What you should do: Go through the data below and gather each line containing "Photometric".

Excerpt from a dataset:
»»

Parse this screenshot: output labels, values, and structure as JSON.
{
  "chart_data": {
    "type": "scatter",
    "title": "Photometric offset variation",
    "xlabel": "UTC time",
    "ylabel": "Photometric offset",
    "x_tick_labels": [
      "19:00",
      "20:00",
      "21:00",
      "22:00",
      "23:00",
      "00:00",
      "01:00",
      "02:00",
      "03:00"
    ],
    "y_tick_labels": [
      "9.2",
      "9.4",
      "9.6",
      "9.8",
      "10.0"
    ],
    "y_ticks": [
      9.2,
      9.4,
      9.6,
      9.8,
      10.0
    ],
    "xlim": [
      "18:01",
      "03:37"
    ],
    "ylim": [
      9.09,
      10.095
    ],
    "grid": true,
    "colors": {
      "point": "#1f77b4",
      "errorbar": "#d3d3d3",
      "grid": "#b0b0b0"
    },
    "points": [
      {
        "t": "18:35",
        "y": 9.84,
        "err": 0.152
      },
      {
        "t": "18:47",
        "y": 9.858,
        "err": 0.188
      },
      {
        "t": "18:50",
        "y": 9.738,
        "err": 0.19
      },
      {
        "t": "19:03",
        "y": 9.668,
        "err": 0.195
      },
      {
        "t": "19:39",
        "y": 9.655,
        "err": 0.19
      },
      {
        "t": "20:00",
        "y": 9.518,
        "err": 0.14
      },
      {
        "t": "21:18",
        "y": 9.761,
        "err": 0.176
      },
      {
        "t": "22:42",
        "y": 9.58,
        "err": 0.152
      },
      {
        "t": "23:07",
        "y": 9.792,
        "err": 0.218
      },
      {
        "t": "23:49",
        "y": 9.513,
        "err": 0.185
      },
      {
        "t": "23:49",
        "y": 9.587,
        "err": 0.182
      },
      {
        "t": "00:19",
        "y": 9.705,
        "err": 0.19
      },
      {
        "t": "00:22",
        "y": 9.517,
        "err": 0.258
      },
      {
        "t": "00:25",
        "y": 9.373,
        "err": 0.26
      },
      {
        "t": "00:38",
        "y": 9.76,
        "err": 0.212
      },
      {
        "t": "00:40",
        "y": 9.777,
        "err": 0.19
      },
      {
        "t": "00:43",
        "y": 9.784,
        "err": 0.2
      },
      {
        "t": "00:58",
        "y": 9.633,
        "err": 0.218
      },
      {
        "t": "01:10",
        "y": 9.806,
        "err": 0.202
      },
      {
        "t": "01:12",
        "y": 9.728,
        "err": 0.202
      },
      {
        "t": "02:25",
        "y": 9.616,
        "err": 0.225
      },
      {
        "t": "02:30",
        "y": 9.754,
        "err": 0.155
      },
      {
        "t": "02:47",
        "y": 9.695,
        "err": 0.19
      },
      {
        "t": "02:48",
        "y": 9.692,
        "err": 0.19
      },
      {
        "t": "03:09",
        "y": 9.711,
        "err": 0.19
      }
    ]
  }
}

««

Output for this exercise:
    "title": "Photometric offset variation",
    "ylabel": "Photometric offset",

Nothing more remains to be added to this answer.